Problem:
All of the entries must be reproduced exactly, with no images carried over.

Excerpt from a dataset
######
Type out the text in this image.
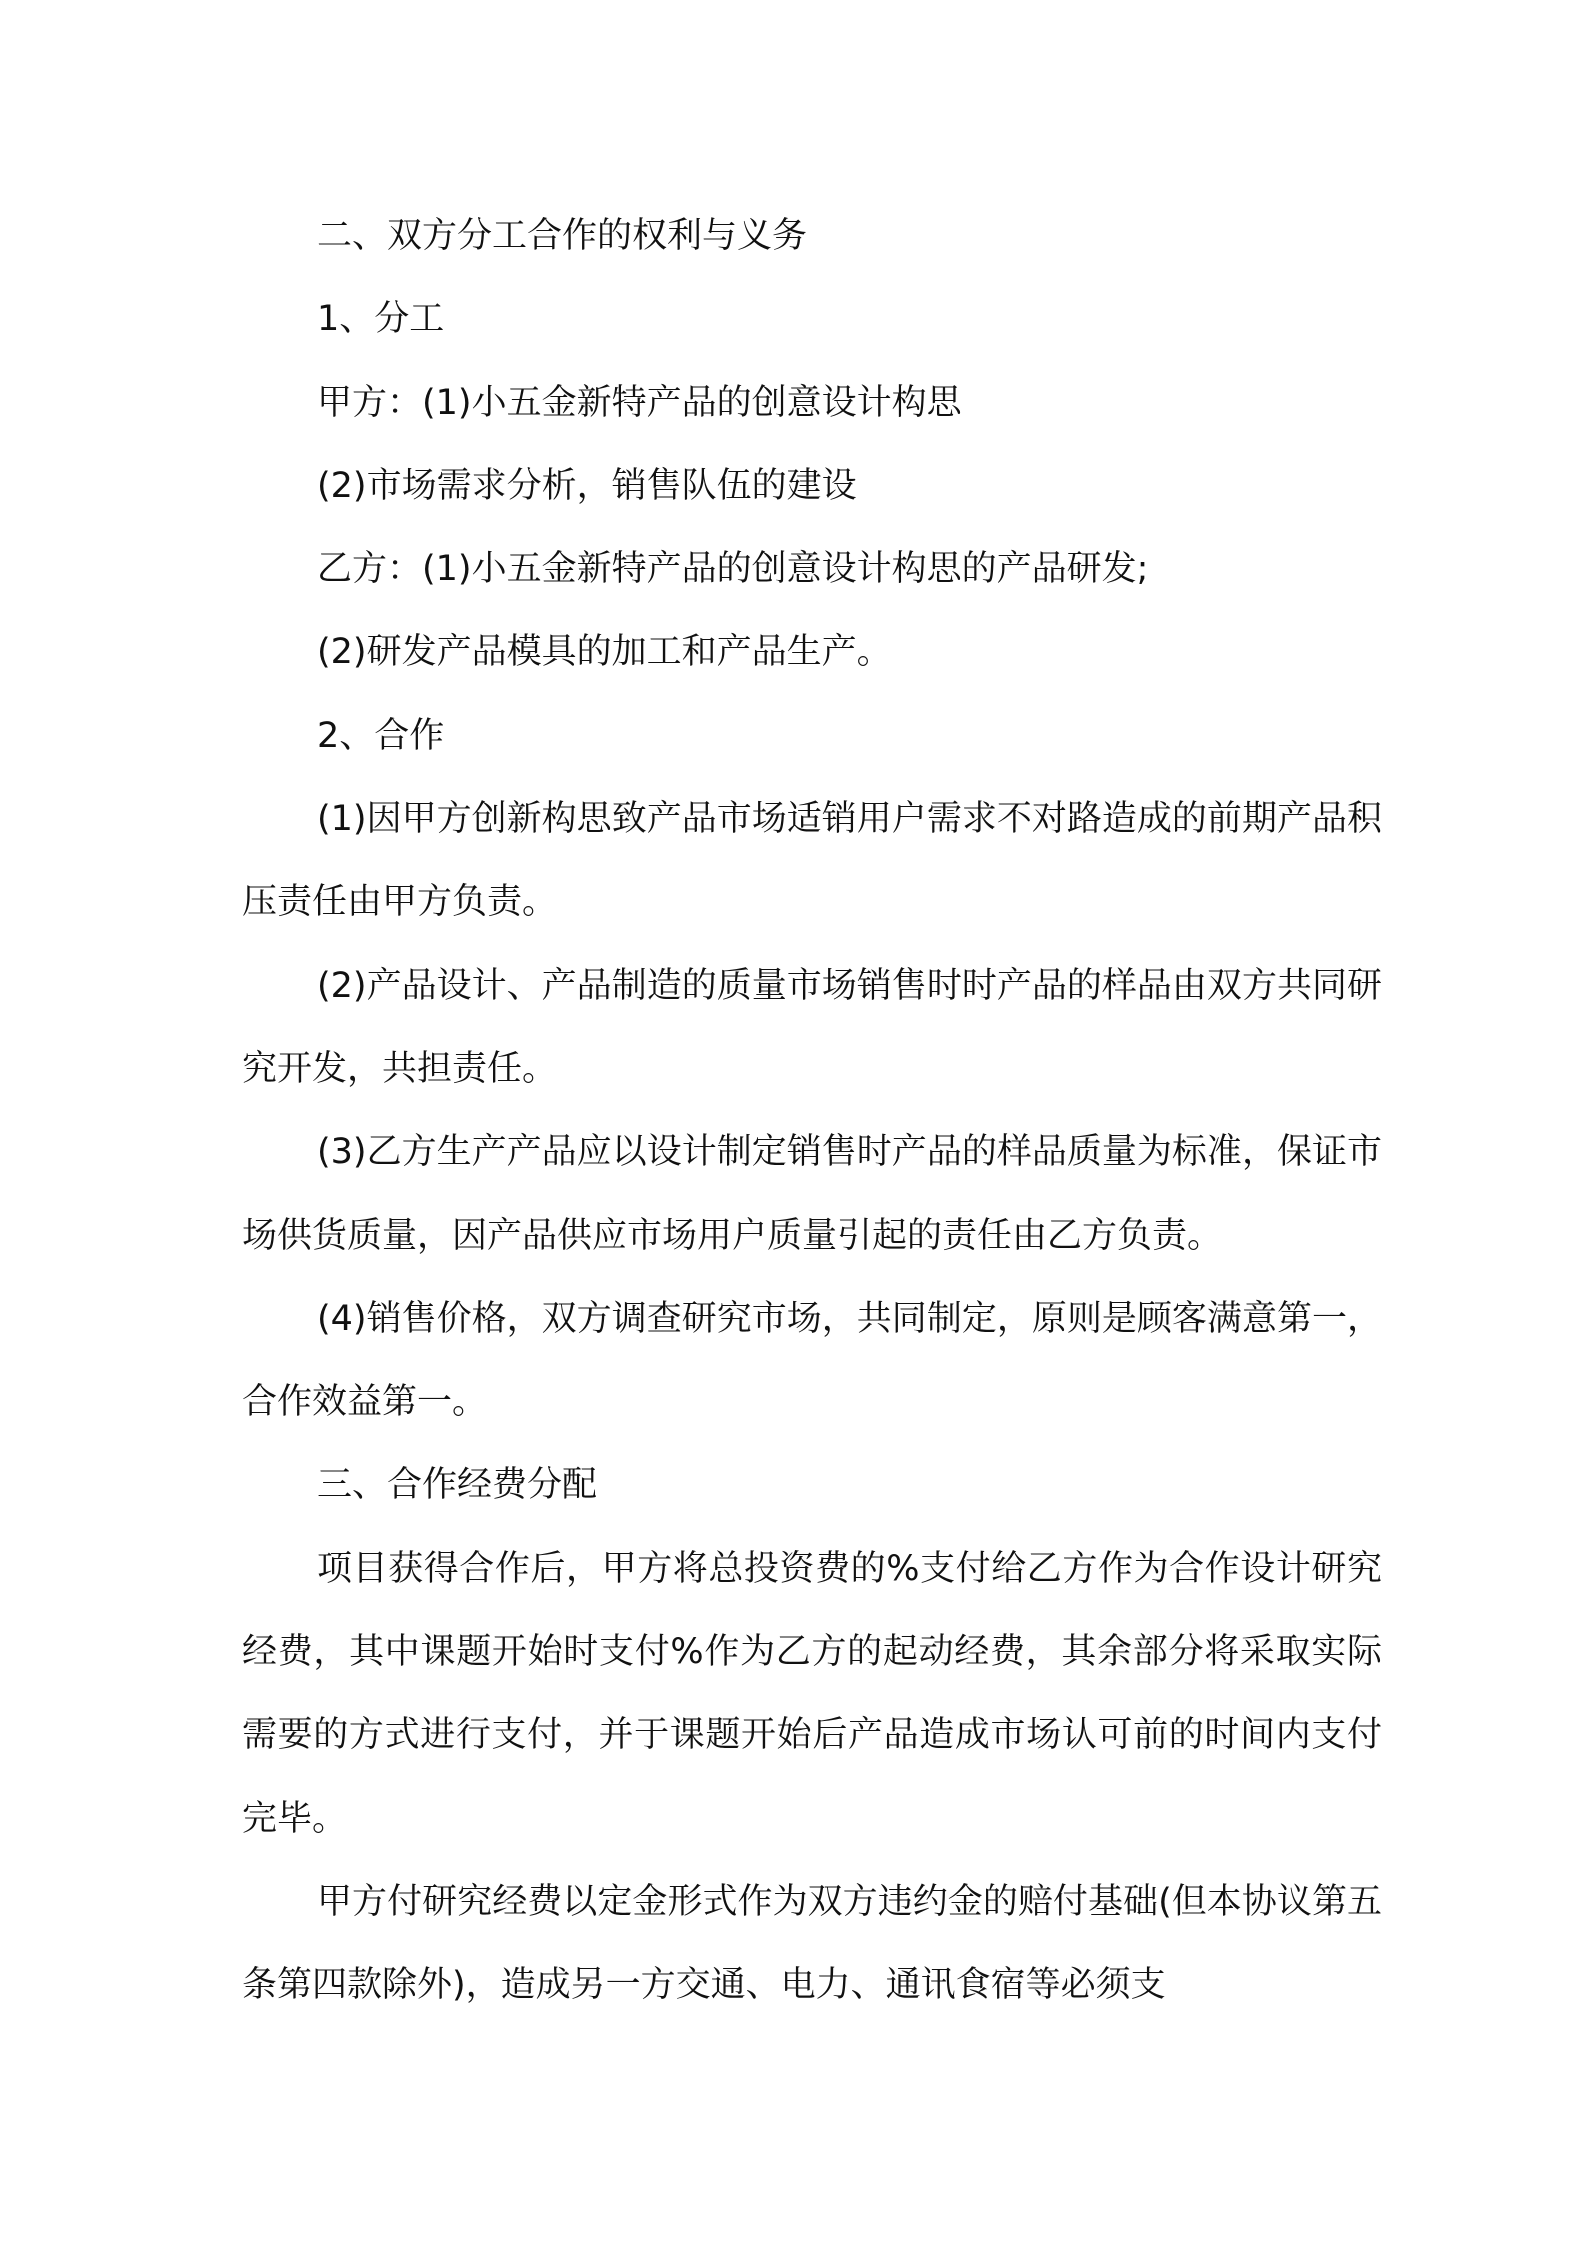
二、双方分工合作的权利与义务

1、分工

甲方：(1)小五金新特产品的创意设计构思

(2)市场需求分析，销售队伍的建设

乙方：(1)小五金新特产品的创意设计构思的产品研发;

(2)研发产品模具的加工和产品生产。

2、合作

(1)因甲方创新构思致产品市场适销用户需求不对路造成的前期产品积压责任由甲方负责。

(2)产品设计、产品制造的质量市场销售时时产品的样品由双方共同研究开发，共担责任。

(3)乙方生产产品应以设计制定销售时产品的样品质量为标准，保证市场供货质量，因产品供应市场用户质量引起的责任由乙方负责。

(4)销售价格，双方调查研究市场，共同制定，原则是顾客满意第一，合作效益第一。

三、合作经费分配

项目获得合作后，甲方将总投资费的%支付给乙方作为合作设计研究经费，其中课题开始时支付%作为乙方的起动经费，其余部分将采取实际需要的方式进行支付，并于课题开始后产品造成市场认可前的时间内支付完毕。

甲方付研究经费以定金形式作为双方违约金的赔付基础(但本协议第五条第四款除外)，造成另一方交通、电力、通讯食宿等必须支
######
Result below:
Type out the text in this image.
二、双方分工合作的权利与义务

1、分工

甲方：(1)小五金新特产品的创意设计构思

(2)市场需求分析，销售队伍的建设

乙方：(1)小五金新特产品的创意设计构思的产品研发;

(2)研发产品模具的加工和产品生产。

2、合作

(1)因甲方创新构思致产品市场适销用户需求不对路造成的前期产品积压责任由甲方负责。

(2)产品设计、产品制造的质量市场销售时时产品的样品由双方共同研究开发，共担责任。

(3)乙方生产产品应以设计制定销售时产品的样品质量为标准，保证市场供货质量，因产品供应市场用户质量引起的责任由乙方负责。

(4)销售价格，双方调查研究市场，共同制定，原则是顾客满意第一，合作效益第一。

三、合作经费分配

项目获得合作后，甲方将总投资费的%支付给乙方作为合作设计研究经费，其中课题开始时支付%作为乙方的起动经费，其余部分将采取实际需要的方式进行支付，并于课题开始后产品造成市场认可前的时间内支付完毕。

甲方付研究经费以定金形式作为双方违约金的赔付基础(但本协议第五条第四款除外)，造成另一方交通、电力、通讯食宿等必须支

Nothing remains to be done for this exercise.